Task requirements: For the material that follows, list every line containing the word "your".

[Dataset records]
::::

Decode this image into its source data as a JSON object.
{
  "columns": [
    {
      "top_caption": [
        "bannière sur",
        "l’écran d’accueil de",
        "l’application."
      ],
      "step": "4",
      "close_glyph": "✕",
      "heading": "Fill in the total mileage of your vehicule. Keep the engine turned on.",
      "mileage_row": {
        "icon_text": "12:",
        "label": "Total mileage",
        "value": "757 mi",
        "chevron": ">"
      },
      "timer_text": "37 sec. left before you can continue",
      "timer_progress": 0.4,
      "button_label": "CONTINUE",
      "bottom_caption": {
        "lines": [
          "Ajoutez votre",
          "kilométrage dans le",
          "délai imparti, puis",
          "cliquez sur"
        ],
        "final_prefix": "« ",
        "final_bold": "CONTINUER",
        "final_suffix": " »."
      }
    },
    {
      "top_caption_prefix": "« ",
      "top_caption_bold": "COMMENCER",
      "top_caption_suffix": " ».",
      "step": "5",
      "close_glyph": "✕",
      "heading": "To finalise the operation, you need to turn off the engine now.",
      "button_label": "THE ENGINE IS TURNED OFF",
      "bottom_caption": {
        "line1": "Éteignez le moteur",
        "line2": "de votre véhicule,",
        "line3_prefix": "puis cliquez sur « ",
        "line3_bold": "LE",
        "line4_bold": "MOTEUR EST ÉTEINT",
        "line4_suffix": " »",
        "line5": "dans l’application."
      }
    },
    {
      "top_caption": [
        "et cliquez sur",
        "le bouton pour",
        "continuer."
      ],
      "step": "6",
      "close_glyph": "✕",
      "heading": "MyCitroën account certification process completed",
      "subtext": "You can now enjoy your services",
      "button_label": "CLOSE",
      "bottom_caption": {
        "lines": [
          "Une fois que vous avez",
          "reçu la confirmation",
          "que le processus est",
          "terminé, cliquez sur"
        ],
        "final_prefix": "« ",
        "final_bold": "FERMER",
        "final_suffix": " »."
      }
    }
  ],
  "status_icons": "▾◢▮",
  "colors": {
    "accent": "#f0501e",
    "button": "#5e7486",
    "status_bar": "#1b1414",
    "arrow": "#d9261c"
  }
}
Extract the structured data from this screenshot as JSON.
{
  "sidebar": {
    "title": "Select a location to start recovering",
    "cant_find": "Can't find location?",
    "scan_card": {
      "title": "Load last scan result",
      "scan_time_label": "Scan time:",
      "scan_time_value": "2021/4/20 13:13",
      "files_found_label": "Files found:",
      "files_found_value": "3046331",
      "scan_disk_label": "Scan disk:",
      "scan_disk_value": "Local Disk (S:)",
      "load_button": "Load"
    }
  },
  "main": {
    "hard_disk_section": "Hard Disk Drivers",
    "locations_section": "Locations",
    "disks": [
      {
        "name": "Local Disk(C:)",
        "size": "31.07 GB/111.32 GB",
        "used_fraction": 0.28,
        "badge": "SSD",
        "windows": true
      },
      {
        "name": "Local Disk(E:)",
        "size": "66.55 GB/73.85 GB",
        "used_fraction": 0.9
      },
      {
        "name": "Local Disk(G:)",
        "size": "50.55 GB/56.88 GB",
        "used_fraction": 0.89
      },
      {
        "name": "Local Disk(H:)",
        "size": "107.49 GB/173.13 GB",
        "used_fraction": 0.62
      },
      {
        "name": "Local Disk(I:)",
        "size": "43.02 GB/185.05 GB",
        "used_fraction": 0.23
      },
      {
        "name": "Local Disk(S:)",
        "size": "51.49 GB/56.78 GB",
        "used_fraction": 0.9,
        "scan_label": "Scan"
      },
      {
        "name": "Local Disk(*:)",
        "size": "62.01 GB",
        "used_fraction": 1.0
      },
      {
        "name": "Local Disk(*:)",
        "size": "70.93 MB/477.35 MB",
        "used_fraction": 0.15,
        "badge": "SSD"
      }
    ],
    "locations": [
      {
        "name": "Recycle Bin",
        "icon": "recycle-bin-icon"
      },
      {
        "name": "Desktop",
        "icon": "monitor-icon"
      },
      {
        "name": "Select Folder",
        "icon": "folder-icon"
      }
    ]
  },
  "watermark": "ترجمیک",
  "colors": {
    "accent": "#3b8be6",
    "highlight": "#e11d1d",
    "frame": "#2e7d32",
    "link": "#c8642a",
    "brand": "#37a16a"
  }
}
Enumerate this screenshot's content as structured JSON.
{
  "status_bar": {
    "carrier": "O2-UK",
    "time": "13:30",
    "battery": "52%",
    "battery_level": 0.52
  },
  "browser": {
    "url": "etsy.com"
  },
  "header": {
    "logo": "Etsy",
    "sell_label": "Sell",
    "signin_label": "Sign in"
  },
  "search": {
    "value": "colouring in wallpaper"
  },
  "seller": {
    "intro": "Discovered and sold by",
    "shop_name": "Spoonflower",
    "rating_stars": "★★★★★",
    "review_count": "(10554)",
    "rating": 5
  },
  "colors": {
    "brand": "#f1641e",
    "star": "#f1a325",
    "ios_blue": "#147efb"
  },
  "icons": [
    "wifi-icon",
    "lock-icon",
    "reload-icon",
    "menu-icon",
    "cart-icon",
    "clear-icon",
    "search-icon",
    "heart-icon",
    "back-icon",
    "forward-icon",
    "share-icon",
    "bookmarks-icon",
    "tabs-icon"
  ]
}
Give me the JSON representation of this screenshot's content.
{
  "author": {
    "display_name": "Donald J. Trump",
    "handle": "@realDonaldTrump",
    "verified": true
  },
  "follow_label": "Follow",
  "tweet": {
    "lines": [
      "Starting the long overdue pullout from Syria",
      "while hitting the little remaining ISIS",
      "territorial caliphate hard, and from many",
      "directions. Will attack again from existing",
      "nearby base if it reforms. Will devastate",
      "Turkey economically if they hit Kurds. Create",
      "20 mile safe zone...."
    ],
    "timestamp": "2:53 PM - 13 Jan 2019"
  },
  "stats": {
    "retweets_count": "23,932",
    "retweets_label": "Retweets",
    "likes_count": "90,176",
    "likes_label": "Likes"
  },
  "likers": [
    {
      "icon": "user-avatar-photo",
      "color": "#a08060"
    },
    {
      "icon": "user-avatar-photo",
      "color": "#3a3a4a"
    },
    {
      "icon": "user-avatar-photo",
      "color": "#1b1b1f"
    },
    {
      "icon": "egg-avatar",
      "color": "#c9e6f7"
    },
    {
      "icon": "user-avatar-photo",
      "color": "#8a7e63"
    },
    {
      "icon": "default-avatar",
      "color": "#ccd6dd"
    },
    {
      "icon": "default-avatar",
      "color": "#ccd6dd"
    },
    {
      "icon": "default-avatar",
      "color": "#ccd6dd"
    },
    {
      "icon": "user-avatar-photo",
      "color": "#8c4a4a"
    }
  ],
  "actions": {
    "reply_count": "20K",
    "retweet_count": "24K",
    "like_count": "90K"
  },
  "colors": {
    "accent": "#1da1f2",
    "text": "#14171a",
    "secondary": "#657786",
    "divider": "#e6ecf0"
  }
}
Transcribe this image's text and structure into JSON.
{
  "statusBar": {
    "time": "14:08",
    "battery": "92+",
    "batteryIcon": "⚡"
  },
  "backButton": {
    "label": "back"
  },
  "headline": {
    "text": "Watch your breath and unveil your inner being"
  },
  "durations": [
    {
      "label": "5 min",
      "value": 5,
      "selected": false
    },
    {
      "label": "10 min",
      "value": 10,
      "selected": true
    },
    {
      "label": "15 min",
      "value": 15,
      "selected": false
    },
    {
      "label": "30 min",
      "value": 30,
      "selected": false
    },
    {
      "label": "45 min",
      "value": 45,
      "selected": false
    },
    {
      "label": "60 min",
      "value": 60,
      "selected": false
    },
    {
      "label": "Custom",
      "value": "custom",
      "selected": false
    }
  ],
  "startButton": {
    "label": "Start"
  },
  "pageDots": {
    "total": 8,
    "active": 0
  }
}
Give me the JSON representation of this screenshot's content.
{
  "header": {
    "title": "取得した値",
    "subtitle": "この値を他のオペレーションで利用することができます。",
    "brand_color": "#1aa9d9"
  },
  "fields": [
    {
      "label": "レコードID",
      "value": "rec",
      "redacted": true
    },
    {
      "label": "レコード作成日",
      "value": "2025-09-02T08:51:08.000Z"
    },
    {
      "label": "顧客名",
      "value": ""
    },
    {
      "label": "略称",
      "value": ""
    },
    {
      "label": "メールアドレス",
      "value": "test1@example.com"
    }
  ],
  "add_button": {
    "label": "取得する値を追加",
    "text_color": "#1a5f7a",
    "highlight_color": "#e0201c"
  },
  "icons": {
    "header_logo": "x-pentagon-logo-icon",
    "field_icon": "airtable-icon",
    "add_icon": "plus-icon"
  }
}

::::

Solution to this problem:
      "heading": "Fill in the total mileage of your vehicule. Keep the engine turned on.",
      "subtext": "You can now enjoy your services",
    "text": "Watch your breath and unveil your inner being"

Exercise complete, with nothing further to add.